Exercise description:
Look for the string "title" in the lines and copy each line that has it.

>> BEGIN Data provided

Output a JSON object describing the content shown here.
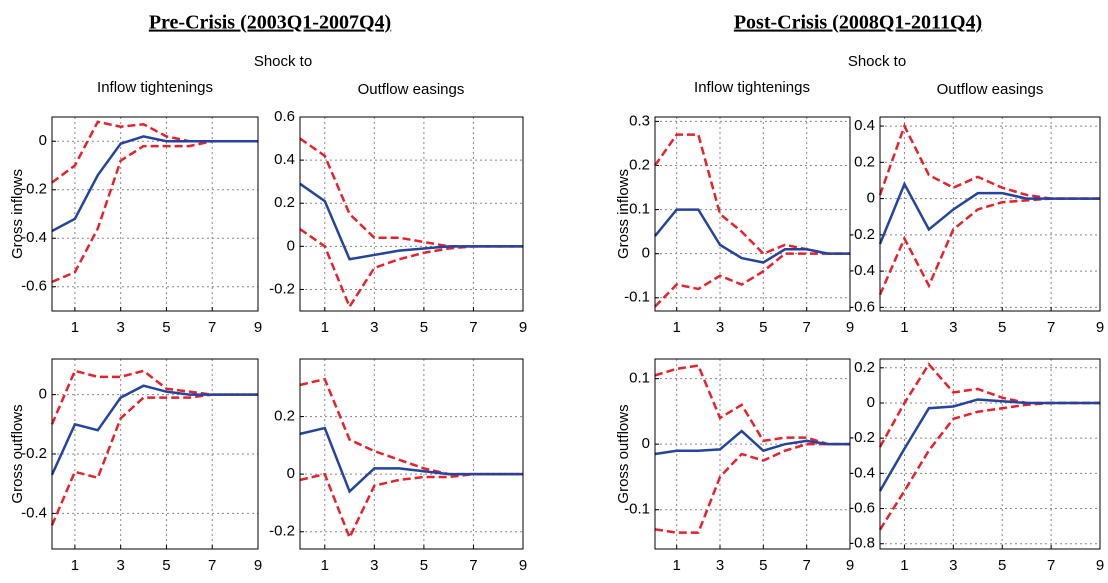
{
  "groups": [
    {
      "title": "Pre-Crisis (2003Q1-2007Q4)",
      "shock_label": "Shock to",
      "columns": [
        "Inflow tightenings",
        "Outflow easings"
      ],
      "rows": [
        "Gross inflows",
        "Gross outflows"
      ]
    },
    {
      "title": "Post-Crisis (2008Q1-2011Q4)",
      "shock_label": "Shock to",
      "columns": [
        "Inflow tightenings",
        "Outflow easings"
      ],
      "rows": [
        "Gross inflows",
        "Gross outflows"
      ]
    }
  ],
  "chart_data": [
    {
      "type": "line",
      "x": [
        0,
        1,
        2,
        3,
        4,
        5,
        6,
        7,
        8,
        9
      ],
      "xlim": [
        0,
        9
      ],
      "xticks": [
        1,
        3,
        5,
        7,
        9
      ],
      "ylim": [
        -0.7,
        0.1
      ],
      "yticks": [
        -0.6,
        -0.4,
        -0.2,
        0
      ],
      "grid": true,
      "series": [
        {
          "color": "#e8212b",
          "style": "dashed",
          "values": [
            -0.17,
            -0.1,
            0.08,
            0.06,
            0.07,
            0.02,
            0,
            0,
            0,
            0
          ]
        },
        {
          "color": "#e8212b",
          "style": "dashed",
          "values": [
            -0.58,
            -0.54,
            -0.36,
            -0.08,
            -0.02,
            -0.02,
            -0.02,
            0,
            0,
            0
          ]
        },
        {
          "color": "#2444a0",
          "style": "solid",
          "values": [
            -0.37,
            -0.32,
            -0.14,
            -0.01,
            0.02,
            0,
            0,
            0,
            0,
            0
          ]
        }
      ]
    },
    {
      "type": "line",
      "x": [
        0,
        1,
        2,
        3,
        4,
        5,
        6,
        7,
        8,
        9
      ],
      "xlim": [
        0,
        9
      ],
      "xticks": [
        1,
        3,
        5,
        7,
        9
      ],
      "ylim": [
        -0.3,
        0.6
      ],
      "yticks": [
        -0.2,
        0,
        0.2,
        0.4,
        0.6
      ],
      "grid": true,
      "series": [
        {
          "color": "#e8212b",
          "style": "dashed",
          "values": [
            0.5,
            0.42,
            0.15,
            0.04,
            0.04,
            0.02,
            0,
            0,
            0,
            0
          ]
        },
        {
          "color": "#e8212b",
          "style": "dashed",
          "values": [
            0.08,
            0,
            -0.28,
            -0.1,
            -0.06,
            -0.03,
            -0.01,
            0,
            0,
            0
          ]
        },
        {
          "color": "#2444a0",
          "style": "solid",
          "values": [
            0.29,
            0.21,
            -0.06,
            -0.04,
            -0.02,
            -0.01,
            0,
            0,
            0,
            0
          ]
        }
      ]
    },
    {
      "type": "line",
      "x": [
        0,
        1,
        2,
        3,
        4,
        5,
        6,
        7,
        8,
        9
      ],
      "xlim": [
        0,
        9
      ],
      "xticks": [
        1,
        3,
        5,
        7,
        9
      ],
      "ylim": [
        -0.52,
        0.12
      ],
      "yticks": [
        -0.4,
        -0.2,
        0
      ],
      "grid": true,
      "series": [
        {
          "color": "#e8212b",
          "style": "dashed",
          "values": [
            -0.1,
            0.08,
            0.06,
            0.06,
            0.08,
            0.02,
            0.01,
            0,
            0,
            0
          ]
        },
        {
          "color": "#e8212b",
          "style": "dashed",
          "values": [
            -0.44,
            -0.26,
            -0.28,
            -0.08,
            -0.01,
            -0.01,
            -0.01,
            0,
            0,
            0
          ]
        },
        {
          "color": "#2444a0",
          "style": "solid",
          "values": [
            -0.27,
            -0.1,
            -0.12,
            -0.01,
            0.03,
            0.01,
            0,
            0,
            0,
            0
          ]
        }
      ]
    },
    {
      "type": "line",
      "x": [
        0,
        1,
        2,
        3,
        4,
        5,
        6,
        7,
        8,
        9
      ],
      "xlim": [
        0,
        9
      ],
      "xticks": [
        1,
        3,
        5,
        7,
        9
      ],
      "ylim": [
        -0.26,
        0.4
      ],
      "yticks": [
        -0.2,
        0,
        0.2
      ],
      "grid": true,
      "series": [
        {
          "color": "#e8212b",
          "style": "dashed",
          "values": [
            0.31,
            0.33,
            0.12,
            0.08,
            0.05,
            0.02,
            0,
            0,
            0,
            0
          ]
        },
        {
          "color": "#e8212b",
          "style": "dashed",
          "values": [
            -0.02,
            0,
            -0.22,
            -0.04,
            -0.02,
            -0.01,
            -0.01,
            0,
            0,
            0
          ]
        },
        {
          "color": "#2444a0",
          "style": "solid",
          "values": [
            0.14,
            0.16,
            -0.06,
            0.02,
            0.02,
            0.01,
            0,
            0,
            0,
            0
          ]
        }
      ]
    },
    {
      "type": "line",
      "x": [
        0,
        1,
        2,
        3,
        4,
        5,
        6,
        7,
        8,
        9
      ],
      "xlim": [
        0,
        9
      ],
      "xticks": [
        1,
        3,
        5,
        7,
        9
      ],
      "ylim": [
        -0.13,
        0.31
      ],
      "yticks": [
        -0.1,
        0,
        0.1,
        0.2,
        0.3
      ],
      "grid": true,
      "series": [
        {
          "color": "#e8212b",
          "style": "dashed",
          "values": [
            0.2,
            0.27,
            0.27,
            0.09,
            0.05,
            0,
            0.02,
            0.01,
            0,
            0
          ]
        },
        {
          "color": "#e8212b",
          "style": "dashed",
          "values": [
            -0.12,
            -0.07,
            -0.08,
            -0.05,
            -0.07,
            -0.04,
            0,
            0,
            0,
            0
          ]
        },
        {
          "color": "#2444a0",
          "style": "solid",
          "values": [
            0.04,
            0.1,
            0.1,
            0.02,
            -0.01,
            -0.02,
            0.01,
            0.01,
            0,
            0
          ]
        }
      ]
    },
    {
      "type": "line",
      "x": [
        0,
        1,
        2,
        3,
        4,
        5,
        6,
        7,
        8,
        9
      ],
      "xlim": [
        0,
        9
      ],
      "xticks": [
        1,
        3,
        5,
        7,
        9
      ],
      "ylim": [
        -0.62,
        0.45
      ],
      "yticks": [
        -0.6,
        -0.4,
        -0.2,
        0,
        0.2,
        0.4
      ],
      "grid": true,
      "series": [
        {
          "color": "#e8212b",
          "style": "dashed",
          "values": [
            0.02,
            0.4,
            0.13,
            0.06,
            0.12,
            0.06,
            0.02,
            0,
            0,
            0
          ]
        },
        {
          "color": "#e8212b",
          "style": "dashed",
          "values": [
            -0.53,
            -0.22,
            -0.48,
            -0.17,
            -0.06,
            -0.02,
            -0.01,
            0,
            0,
            0
          ]
        },
        {
          "color": "#2444a0",
          "style": "solid",
          "values": [
            -0.25,
            0.08,
            -0.17,
            -0.06,
            0.03,
            0.03,
            0,
            0,
            0,
            0
          ]
        }
      ]
    },
    {
      "type": "line",
      "x": [
        0,
        1,
        2,
        3,
        4,
        5,
        6,
        7,
        8,
        9
      ],
      "xlim": [
        0,
        9
      ],
      "xticks": [
        1,
        3,
        5,
        7,
        9
      ],
      "ylim": [
        -0.16,
        0.13
      ],
      "yticks": [
        -0.1,
        0,
        0.1
      ],
      "grid": true,
      "series": [
        {
          "color": "#e8212b",
          "style": "dashed",
          "values": [
            0.105,
            0.115,
            0.12,
            0.04,
            0.06,
            0.005,
            0.01,
            0.01,
            0,
            0
          ]
        },
        {
          "color": "#e8212b",
          "style": "dashed",
          "values": [
            -0.13,
            -0.135,
            -0.135,
            -0.05,
            -0.015,
            -0.025,
            -0.01,
            0,
            0,
            0
          ]
        },
        {
          "color": "#2444a0",
          "style": "solid",
          "values": [
            -0.015,
            -0.01,
            -0.01,
            -0.008,
            0.02,
            -0.01,
            0,
            0.005,
            0,
            0
          ]
        }
      ]
    },
    {
      "type": "line",
      "x": [
        0,
        1,
        2,
        3,
        4,
        5,
        6,
        7,
        8,
        9
      ],
      "xlim": [
        0,
        9
      ],
      "xticks": [
        1,
        3,
        5,
        7,
        9
      ],
      "ylim": [
        -0.83,
        0.25
      ],
      "yticks": [
        -0.8,
        -0.6,
        -0.4,
        -0.2,
        0,
        0.2
      ],
      "grid": true,
      "series": [
        {
          "color": "#e8212b",
          "style": "dashed",
          "values": [
            -0.25,
            0,
            0.22,
            0.06,
            0.08,
            0.03,
            0,
            0,
            0,
            0
          ]
        },
        {
          "color": "#e8212b",
          "style": "dashed",
          "values": [
            -0.72,
            -0.5,
            -0.27,
            -0.09,
            -0.05,
            -0.03,
            -0.01,
            0,
            0,
            0
          ]
        },
        {
          "color": "#2444a0",
          "style": "solid",
          "values": [
            -0.5,
            -0.26,
            -0.03,
            -0.02,
            0.02,
            0.01,
            0,
            0,
            0,
            0
          ]
        }
      ]
    }
  ]
}
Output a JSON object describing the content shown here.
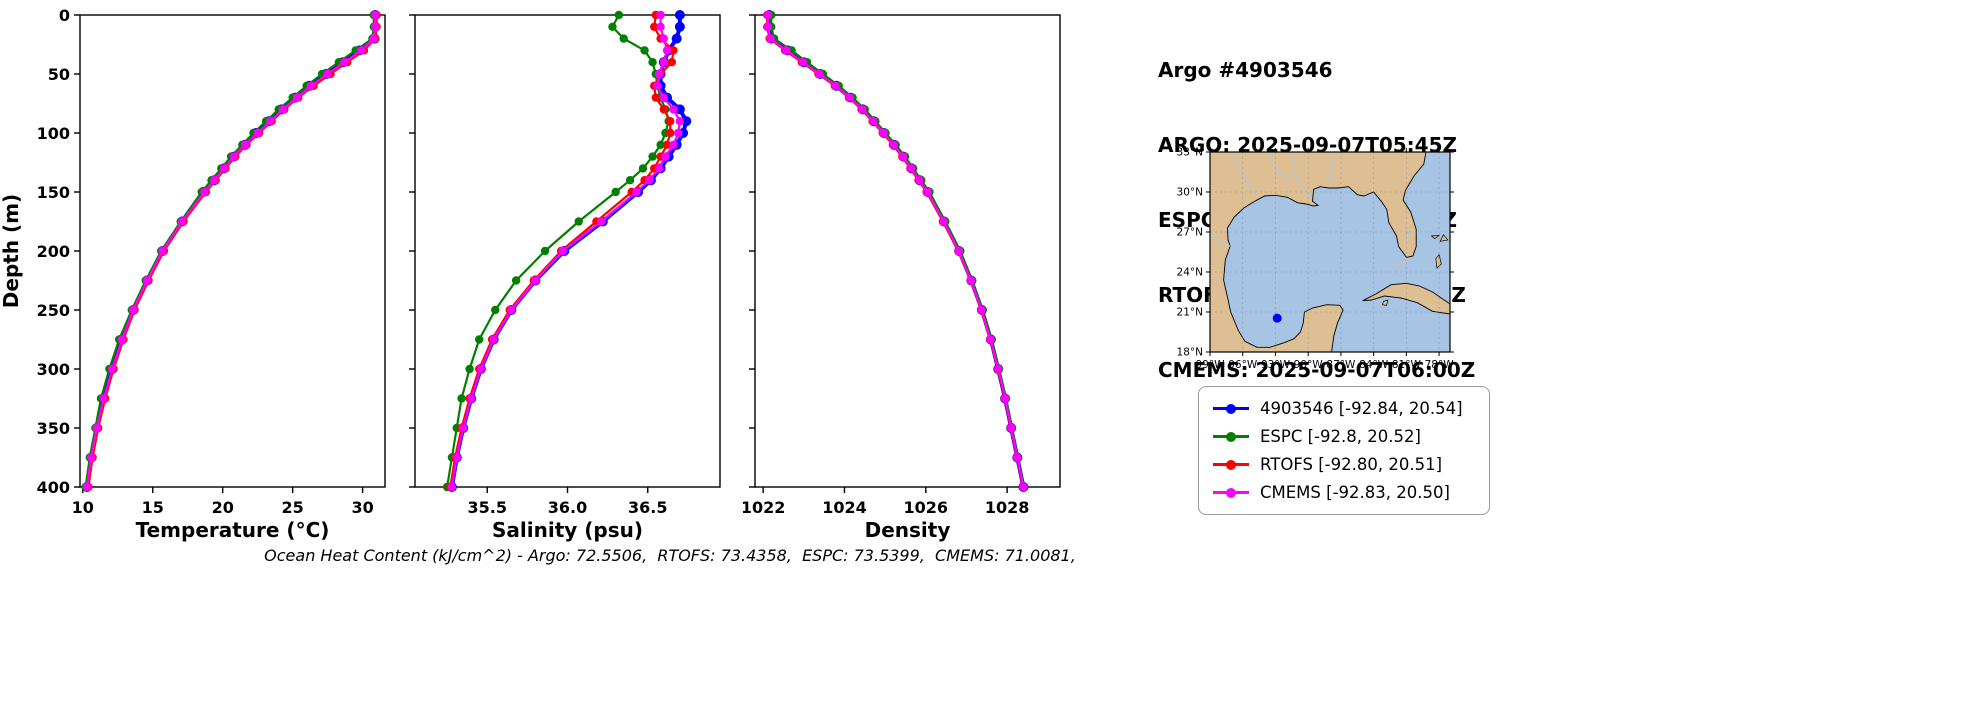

>> END Data provided

Written reply:
      "title": "Pre-Crisis (2003Q1-2007Q4)",
      "title": "Post-Crisis (2008Q1-2011Q4)",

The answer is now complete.